Given instruction:
Pictures aside, quote the whole listing exactly.

Material:

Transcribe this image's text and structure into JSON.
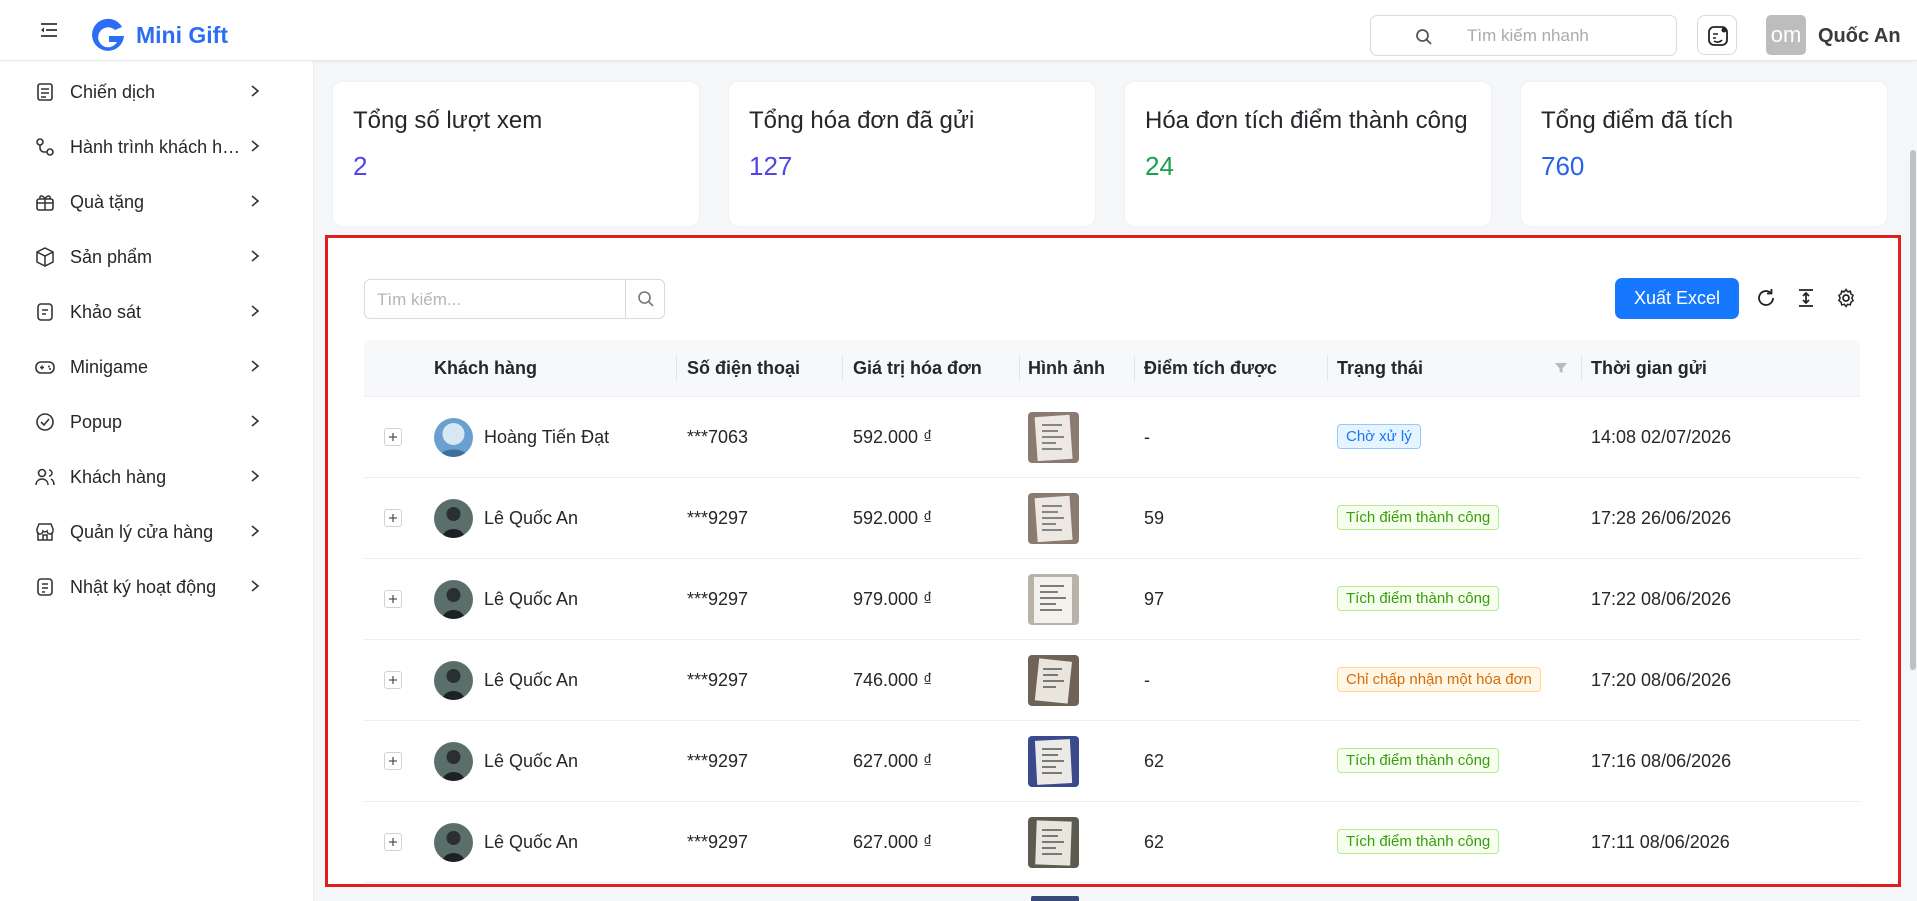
{
  "app": {
    "brand": "Mini Gift",
    "quick_search_placeholder": "Tìm kiếm nhanh",
    "user_avatar_text": "om",
    "user_name": "Quốc An"
  },
  "sidebar": {
    "items": [
      {
        "label": "Chiến dịch",
        "icon": "campaign-icon"
      },
      {
        "label": "Hành trình khách hàng",
        "icon": "journey-icon"
      },
      {
        "label": "Quà tặng",
        "icon": "gift-icon"
      },
      {
        "label": "Sản phẩm",
        "icon": "product-box-icon"
      },
      {
        "label": "Khảo sát",
        "icon": "survey-icon"
      },
      {
        "label": "Minigame",
        "icon": "gamepad-icon"
      },
      {
        "label": "Popup",
        "icon": "popup-icon"
      },
      {
        "label": "Khách hàng",
        "icon": "customers-icon"
      },
      {
        "label": "Quản lý cửa hàng",
        "icon": "store-icon"
      },
      {
        "label": "Nhật ký hoạt động",
        "icon": "activity-log-icon"
      }
    ]
  },
  "stats": [
    {
      "label": "Tổng số lượt xem",
      "value": "2",
      "color": "#4f46e5"
    },
    {
      "label": "Tổng hóa đơn đã gửi",
      "value": "127",
      "color": "#4f46e5"
    },
    {
      "label": "Hóa đơn tích điểm thành công",
      "value": "24",
      "color": "#16a34a"
    },
    {
      "label": "Tổng điểm đã tích",
      "value": "760",
      "color": "#2563eb"
    }
  ],
  "table": {
    "search_placeholder": "Tìm kiếm...",
    "export_label": "Xuất Excel",
    "columns": {
      "customer": "Khách hàng",
      "phone": "Số điện thoại",
      "amount": "Giá trị hóa đơn",
      "image": "Hình ảnh",
      "points": "Điểm tích được",
      "status": "Trạng thái",
      "sent_at": "Thời gian gửi"
    },
    "rows": [
      {
        "name": "Hoàng Tiến Đạt",
        "phone": "***7063",
        "amount": "592.000 ₫",
        "points": "-",
        "status": "Chờ xử lý",
        "status_kind": "pending",
        "sent_at": "14:08 02/07/2026"
      },
      {
        "name": "Lê Quốc An",
        "phone": "***9297",
        "amount": "592.000 ₫",
        "points": "59",
        "status": "Tích điểm thành công",
        "status_kind": "success",
        "sent_at": "17:28 26/06/2026"
      },
      {
        "name": "Lê Quốc An",
        "phone": "***9297",
        "amount": "979.000 ₫",
        "points": "97",
        "status": "Tích điểm thành công",
        "status_kind": "success",
        "sent_at": "17:22 08/06/2026"
      },
      {
        "name": "Lê Quốc An",
        "phone": "***9297",
        "amount": "746.000 ₫",
        "points": "-",
        "status": "Chỉ chấp nhận một hóa đơn",
        "status_kind": "warn",
        "sent_at": "17:20 08/06/2026"
      },
      {
        "name": "Lê Quốc An",
        "phone": "***9297",
        "amount": "627.000 ₫",
        "points": "62",
        "status": "Tích điểm thành công",
        "status_kind": "success",
        "sent_at": "17:16 08/06/2026"
      },
      {
        "name": "Lê Quốc An",
        "phone": "***9297",
        "amount": "627.000 ₫",
        "points": "62",
        "status": "Tích điểm thành công",
        "status_kind": "success",
        "sent_at": "17:11 08/06/2026"
      }
    ]
  }
}
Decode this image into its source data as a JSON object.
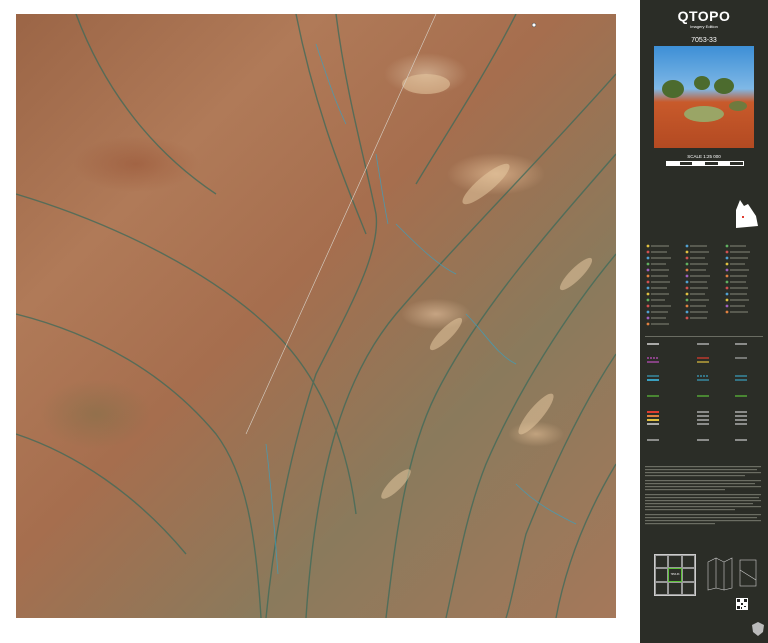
{
  "panel": {
    "title": "QTOPO",
    "subtitle": "Imagery Edition",
    "sheet_number": "7053-33",
    "scale": "SCALE 1:25 000"
  },
  "index_map": {
    "cells": [
      "",
      "",
      "",
      "",
      "7053-33",
      "",
      "",
      "",
      ""
    ]
  },
  "colors": {
    "panel_bg": "#2b2d27",
    "water": "#3aa0c0",
    "highlight": "#5ec23a"
  }
}
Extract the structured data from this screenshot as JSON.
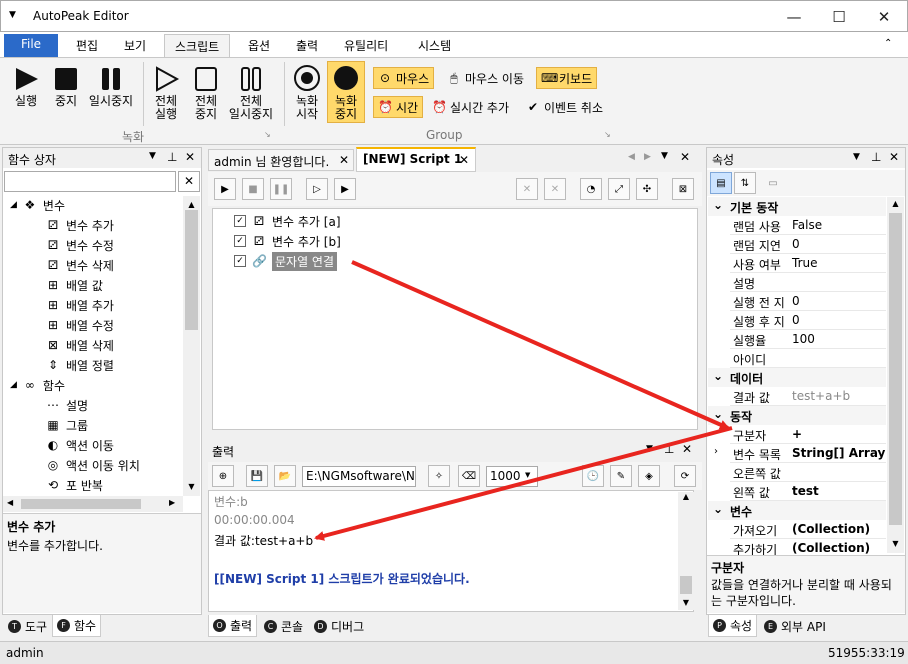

Reply to the task:
Transcribe this image's text and structure into JSON.
{
  "app": {
    "brand": "Mini Gift",
    "quick_search_placeholder": "Tìm kiếm nhanh",
    "user_avatar_text": "om",
    "user_name": "Quốc An"
  },
  "sidebar": {
    "items": [
      {
        "label": "Chiến dịch",
        "icon": "campaign-icon"
      },
      {
        "label": "Hành trình khách hàng",
        "icon": "journey-icon"
      },
      {
        "label": "Quà tặng",
        "icon": "gift-icon"
      },
      {
        "label": "Sản phẩm",
        "icon": "product-box-icon"
      },
      {
        "label": "Khảo sát",
        "icon": "survey-icon"
      },
      {
        "label": "Minigame",
        "icon": "gamepad-icon"
      },
      {
        "label": "Popup",
        "icon": "popup-icon"
      },
      {
        "label": "Khách hàng",
        "icon": "customers-icon"
      },
      {
        "label": "Quản lý cửa hàng",
        "icon": "store-icon"
      },
      {
        "label": "Nhật ký hoạt động",
        "icon": "activity-log-icon"
      }
    ]
  },
  "stats": [
    {
      "label": "Tổng số lượt xem",
      "value": "2",
      "color": "#4f46e5"
    },
    {
      "label": "Tổng hóa đơn đã gửi",
      "value": "127",
      "color": "#4f46e5"
    },
    {
      "label": "Hóa đơn tích điểm thành công",
      "value": "24",
      "color": "#16a34a"
    },
    {
      "label": "Tổng điểm đã tích",
      "value": "760",
      "color": "#2563eb"
    }
  ],
  "table": {
    "search_placeholder": "Tìm kiếm...",
    "export_label": "Xuất Excel",
    "columns": {
      "customer": "Khách hàng",
      "phone": "Số điện thoại",
      "amount": "Giá trị hóa đơn",
      "image": "Hình ảnh",
      "points": "Điểm tích được",
      "status": "Trạng thái",
      "sent_at": "Thời gian gửi"
    },
    "rows": [
      {
        "name": "Hoàng Tiến Đạt",
        "phone": "***7063",
        "amount": "592.000 ₫",
        "points": "-",
        "status": "Chờ xử lý",
        "status_kind": "pending",
        "sent_at": "14:08 02/07/2026"
      },
      {
        "name": "Lê Quốc An",
        "phone": "***9297",
        "amount": "592.000 ₫",
        "points": "59",
        "status": "Tích điểm thành công",
        "status_kind": "success",
        "sent_at": "17:28 26/06/2026"
      },
      {
        "name": "Lê Quốc An",
        "phone": "***9297",
        "amount": "979.000 ₫",
        "points": "97",
        "status": "Tích điểm thành công",
        "status_kind": "success",
        "sent_at": "17:22 08/06/2026"
      },
      {
        "name": "Lê Quốc An",
        "phone": "***9297",
        "amount": "746.000 ₫",
        "points": "-",
        "status": "Chỉ chấp nhận một hóa đơn",
        "status_kind": "warn",
        "sent_at": "17:20 08/06/2026"
      },
      {
        "name": "Lê Quốc An",
        "phone": "***9297",
        "amount": "627.000 ₫",
        "points": "62",
        "status": "Tích điểm thành công",
        "status_kind": "success",
        "sent_at": "17:16 08/06/2026"
      },
      {
        "name": "Lê Quốc An",
        "phone": "***9297",
        "amount": "627.000 ₫",
        "points": "62",
        "status": "Tích điểm thành công",
        "status_kind": "success",
        "sent_at": "17:11 08/06/2026"
      }
    ]
  }
}
Decode this image into its source data as a JSON object.
{
  "panel": {
    "title": "QTOPO",
    "subtitle": "Imagery Edition",
    "sheet_number": "7053-33",
    "scale": "SCALE 1:25 000"
  },
  "index_map": {
    "cells": [
      "",
      "",
      "",
      "",
      "7053-33",
      "",
      "",
      "",
      ""
    ]
  },
  "colors": {
    "panel_bg": "#2b2d27",
    "water": "#3aa0c0",
    "highlight": "#5ec23a"
  }
}
Extract the structured data from this screenshot as JSON.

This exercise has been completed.